## PROMPT
Copy the data below exactly, omitting any picture it contains.

## PROVIDED DATA
====
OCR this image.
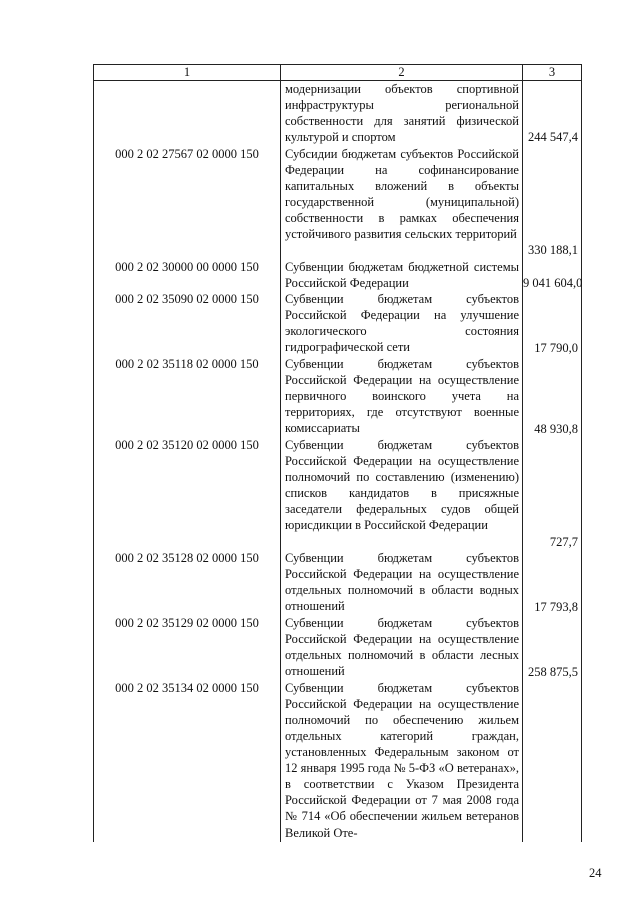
1	2	3
	модернизации объектов спортивной инфраструктуры региональной собственности для занятий физической культурой и спортом	244 547,4
000 2 02 27567 02 0000 150	Субсидии бюджетам субъектов Российской Федерации на софинансирование капитальных вложений в объекты государственной (муниципальной) собственности в рамках обеспечения устойчивого развития сельских территорий	330 188,1
000 2 02 30000 00 0000 150	Субвенции бюджетам бюджетной системы Российской Федерации	9 041 604,0
000 2 02 35090 02 0000 150	Субвенции бюджетам субъектов Российской Федерации на улучшение экологического состояния гидрографической сети	17 790,0
000 2 02 35118 02 0000 150	Субвенции бюджетам субъектов Российской Федерации на осуществление первичного воинского учета на территориях, где отсутствуют военные комиссариаты	48 930,8
000 2 02 35120 02 0000 150	Субвенции бюджетам субъектов Российской Федерации на осуществление полномочий по составлению (изменению) списков кандидатов в присяжные заседатели федеральных судов общей юрисдикции в Российской Федерации	727,7
000 2 02 35128 02 0000 150	Субвенции бюджетам субъектов Российской Федерации на осуществление отдельных полномочий в области водных отношений	17 793,8
000 2 02 35129 02 0000 150	Субвенции бюджетам субъектов Российской Федерации на осуществление отдельных полномочий в области лесных отношений	258 875,5
000 2 02 35134 02 0000 150	Субвенции бюджетам субъектов Российской Федерации на осуществление полномочий по обеспечению жильем отдельных категорий граждан, установленных Федеральным законом от 12 января 1995 года № 5-ФЗ «О ветеранах», в соответствии с Указом Президента Российской Федерации от 7 мая 2008 года № 714 «Об обеспечении жильем ветеранов Великой Оте-	
24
====
## SOLUTION FOR THIS PROBLEM
OCR this image.
1	2	3
	модернизации объектов спортивной инфраструктуры региональной собственности для занятий физической культурой и спортом	244 547,4
000 2 02 27567 02 0000 150	Субсидии бюджетам субъектов Российской Федерации на софинансирование капитальных вложений в объекты государственной (муниципальной) собственности в рамках обеспечения устойчивого развития сельских территорий	330 188,1
000 2 02 30000 00 0000 150	Субвенции бюджетам бюджетной системы Российской Федерации	9 041 604,0
000 2 02 35090 02 0000 150	Субвенции бюджетам субъектов Российской Федерации на улучшение экологического состояния гидрографической сети	17 790,0
000 2 02 35118 02 0000 150	Субвенции бюджетам субъектов Российской Федерации на осуществление первичного воинского учета на территориях, где отсутствуют военные комиссариаты	48 930,8
000 2 02 35120 02 0000 150	Субвенции бюджетам субъектов Российской Федерации на осуществление полномочий по составлению (изменению) списков кандидатов в присяжные заседатели федеральных судов общей юрисдикции в Российской Федерации	727,7
000 2 02 35128 02 0000 150	Субвенции бюджетам субъектов Российской Федерации на осуществление отдельных полномочий в области водных отношений	17 793,8
000 2 02 35129 02 0000 150	Субвенции бюджетам субъектов Российской Федерации на осуществление отдельных полномочий в области лесных отношений	258 875,5
000 2 02 35134 02 0000 150	Субвенции бюджетам субъектов Российской Федерации на осуществление полномочий по обеспечению жильем отдельных категорий граждан, установленных Федеральным законом от 12 января 1995 года № 5-ФЗ «О ветеранах», в соответствии с Указом Президента Российской Федерации от 7 мая 2008 года № 714 «Об обеспечении жильем ветеранов Великой Оте-	
24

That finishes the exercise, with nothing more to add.